- **WHAT IS NEEDED**
Return the lines below verbatim, starting at the first line and ending at the line that contains "close-tab-icon[interactable]: ✕ [469, 24, 478, 37]", with both of those lines included.

- **WORKING DATA**
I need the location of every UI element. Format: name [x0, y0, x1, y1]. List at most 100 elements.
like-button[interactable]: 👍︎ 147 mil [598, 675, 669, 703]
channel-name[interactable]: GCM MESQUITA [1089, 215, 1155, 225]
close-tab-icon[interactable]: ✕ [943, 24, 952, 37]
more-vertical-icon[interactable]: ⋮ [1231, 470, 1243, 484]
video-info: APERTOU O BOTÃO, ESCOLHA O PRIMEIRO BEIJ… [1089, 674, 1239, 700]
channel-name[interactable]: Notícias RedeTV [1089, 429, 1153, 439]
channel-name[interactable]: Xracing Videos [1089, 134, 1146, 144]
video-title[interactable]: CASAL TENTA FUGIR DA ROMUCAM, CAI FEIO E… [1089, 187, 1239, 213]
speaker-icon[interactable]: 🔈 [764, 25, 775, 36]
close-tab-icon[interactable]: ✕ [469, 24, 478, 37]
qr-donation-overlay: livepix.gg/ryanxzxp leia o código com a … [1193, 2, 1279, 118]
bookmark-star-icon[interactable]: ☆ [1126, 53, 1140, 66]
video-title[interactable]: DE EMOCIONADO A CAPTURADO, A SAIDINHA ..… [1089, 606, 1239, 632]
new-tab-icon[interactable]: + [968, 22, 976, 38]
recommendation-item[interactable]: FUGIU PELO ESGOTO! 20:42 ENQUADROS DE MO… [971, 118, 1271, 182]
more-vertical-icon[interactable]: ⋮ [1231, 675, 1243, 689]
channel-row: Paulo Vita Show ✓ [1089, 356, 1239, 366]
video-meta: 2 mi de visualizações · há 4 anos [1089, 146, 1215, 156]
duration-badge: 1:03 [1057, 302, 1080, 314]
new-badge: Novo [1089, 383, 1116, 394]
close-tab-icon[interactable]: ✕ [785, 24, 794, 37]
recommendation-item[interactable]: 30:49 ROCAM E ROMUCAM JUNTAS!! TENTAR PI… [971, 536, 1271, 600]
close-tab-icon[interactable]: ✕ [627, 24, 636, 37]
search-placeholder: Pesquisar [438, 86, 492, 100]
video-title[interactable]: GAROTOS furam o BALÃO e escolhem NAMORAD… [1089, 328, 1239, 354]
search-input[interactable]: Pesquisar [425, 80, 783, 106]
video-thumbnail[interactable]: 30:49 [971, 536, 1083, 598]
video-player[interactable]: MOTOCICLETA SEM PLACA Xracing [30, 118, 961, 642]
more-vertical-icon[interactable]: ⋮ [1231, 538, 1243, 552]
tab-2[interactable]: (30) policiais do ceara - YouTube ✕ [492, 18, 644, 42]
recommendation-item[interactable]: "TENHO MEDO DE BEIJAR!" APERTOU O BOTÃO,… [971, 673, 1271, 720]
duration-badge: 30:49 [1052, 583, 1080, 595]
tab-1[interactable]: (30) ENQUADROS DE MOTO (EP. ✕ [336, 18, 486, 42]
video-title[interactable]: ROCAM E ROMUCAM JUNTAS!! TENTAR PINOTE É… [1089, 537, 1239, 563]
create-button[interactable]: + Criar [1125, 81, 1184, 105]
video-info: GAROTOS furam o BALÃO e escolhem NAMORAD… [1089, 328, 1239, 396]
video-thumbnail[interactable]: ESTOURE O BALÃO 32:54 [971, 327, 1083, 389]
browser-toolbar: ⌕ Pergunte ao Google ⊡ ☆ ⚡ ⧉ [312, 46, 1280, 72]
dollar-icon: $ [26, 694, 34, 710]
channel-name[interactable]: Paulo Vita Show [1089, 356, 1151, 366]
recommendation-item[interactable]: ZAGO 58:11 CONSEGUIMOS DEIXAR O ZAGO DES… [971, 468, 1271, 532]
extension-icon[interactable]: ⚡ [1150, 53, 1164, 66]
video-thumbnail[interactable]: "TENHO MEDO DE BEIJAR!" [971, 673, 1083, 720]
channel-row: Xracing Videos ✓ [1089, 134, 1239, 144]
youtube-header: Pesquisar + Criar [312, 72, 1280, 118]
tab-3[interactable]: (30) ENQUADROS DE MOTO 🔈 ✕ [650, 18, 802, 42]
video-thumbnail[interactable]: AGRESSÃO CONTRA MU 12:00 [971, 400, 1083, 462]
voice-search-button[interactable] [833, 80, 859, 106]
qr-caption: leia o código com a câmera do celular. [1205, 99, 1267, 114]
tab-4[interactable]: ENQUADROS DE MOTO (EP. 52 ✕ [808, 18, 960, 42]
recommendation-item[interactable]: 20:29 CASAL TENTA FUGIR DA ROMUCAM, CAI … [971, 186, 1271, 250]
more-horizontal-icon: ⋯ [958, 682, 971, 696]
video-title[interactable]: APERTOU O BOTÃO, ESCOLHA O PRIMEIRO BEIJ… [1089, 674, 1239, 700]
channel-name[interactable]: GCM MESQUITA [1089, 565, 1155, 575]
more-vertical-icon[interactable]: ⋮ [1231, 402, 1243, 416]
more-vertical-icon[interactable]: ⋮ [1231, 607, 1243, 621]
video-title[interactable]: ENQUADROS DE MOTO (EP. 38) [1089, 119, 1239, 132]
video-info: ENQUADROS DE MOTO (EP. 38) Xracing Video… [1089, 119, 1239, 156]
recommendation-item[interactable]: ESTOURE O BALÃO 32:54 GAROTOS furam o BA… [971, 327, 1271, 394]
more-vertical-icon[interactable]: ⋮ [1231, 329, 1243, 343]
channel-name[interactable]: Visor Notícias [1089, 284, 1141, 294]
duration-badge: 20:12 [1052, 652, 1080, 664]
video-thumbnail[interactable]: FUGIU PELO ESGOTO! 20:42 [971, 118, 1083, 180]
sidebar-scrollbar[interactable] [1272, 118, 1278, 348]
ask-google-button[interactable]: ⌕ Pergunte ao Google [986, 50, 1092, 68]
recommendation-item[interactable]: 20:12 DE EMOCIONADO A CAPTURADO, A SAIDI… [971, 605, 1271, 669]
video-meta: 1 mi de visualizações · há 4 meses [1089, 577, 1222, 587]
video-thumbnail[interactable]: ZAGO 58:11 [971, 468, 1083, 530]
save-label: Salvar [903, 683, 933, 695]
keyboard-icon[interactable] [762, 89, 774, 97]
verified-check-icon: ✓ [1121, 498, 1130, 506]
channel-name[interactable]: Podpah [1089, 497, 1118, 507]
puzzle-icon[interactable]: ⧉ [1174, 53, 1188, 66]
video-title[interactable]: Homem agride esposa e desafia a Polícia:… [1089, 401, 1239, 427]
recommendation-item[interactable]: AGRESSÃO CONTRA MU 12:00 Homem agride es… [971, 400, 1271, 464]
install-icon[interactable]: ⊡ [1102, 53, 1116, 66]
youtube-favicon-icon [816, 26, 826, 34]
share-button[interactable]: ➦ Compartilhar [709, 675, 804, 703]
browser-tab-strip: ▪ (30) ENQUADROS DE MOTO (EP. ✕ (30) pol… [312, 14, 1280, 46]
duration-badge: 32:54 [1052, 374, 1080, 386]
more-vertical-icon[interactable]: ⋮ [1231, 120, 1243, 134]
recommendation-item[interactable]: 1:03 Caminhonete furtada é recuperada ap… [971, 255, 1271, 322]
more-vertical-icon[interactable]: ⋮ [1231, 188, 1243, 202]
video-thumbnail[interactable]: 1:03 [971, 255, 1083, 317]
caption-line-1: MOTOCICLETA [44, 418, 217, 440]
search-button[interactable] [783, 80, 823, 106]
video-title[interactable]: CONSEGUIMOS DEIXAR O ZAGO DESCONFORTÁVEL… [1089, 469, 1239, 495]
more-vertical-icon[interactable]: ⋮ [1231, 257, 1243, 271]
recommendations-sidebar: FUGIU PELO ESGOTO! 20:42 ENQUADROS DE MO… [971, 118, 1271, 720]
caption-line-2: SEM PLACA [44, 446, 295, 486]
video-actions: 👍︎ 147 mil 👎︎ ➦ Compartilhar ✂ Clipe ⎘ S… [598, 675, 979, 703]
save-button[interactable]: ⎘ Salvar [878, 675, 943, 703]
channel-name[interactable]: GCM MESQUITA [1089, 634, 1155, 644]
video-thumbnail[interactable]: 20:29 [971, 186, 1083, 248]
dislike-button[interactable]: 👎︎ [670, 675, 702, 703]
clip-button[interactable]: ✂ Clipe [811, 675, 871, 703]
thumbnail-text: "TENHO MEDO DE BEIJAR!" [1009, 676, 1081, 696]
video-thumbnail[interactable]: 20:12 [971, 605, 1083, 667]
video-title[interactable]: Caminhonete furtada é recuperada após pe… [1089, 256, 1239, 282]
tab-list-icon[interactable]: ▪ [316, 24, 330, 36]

- **OUTPUT OF THE EXERCISE**
I need the location of every UI element. Format: name [x0, y0, x1, y1]. List at most 100 elements.
like-button[interactable]: 👍︎ 147 mil [598, 675, 669, 703]
channel-name[interactable]: GCM MESQUITA [1089, 215, 1155, 225]
close-tab-icon[interactable]: ✕ [943, 24, 952, 37]
more-vertical-icon[interactable]: ⋮ [1231, 470, 1243, 484]
video-info: APERTOU O BOTÃO, ESCOLHA O PRIMEIRO BEIJ… [1089, 674, 1239, 700]
channel-name[interactable]: Notícias RedeTV [1089, 429, 1153, 439]
channel-name[interactable]: Xracing Videos [1089, 134, 1146, 144]
video-title[interactable]: CASAL TENTA FUGIR DA ROMUCAM, CAI FEIO E… [1089, 187, 1239, 213]
speaker-icon[interactable]: 🔈 [764, 25, 775, 36]
close-tab-icon[interactable]: ✕ [469, 24, 478, 37]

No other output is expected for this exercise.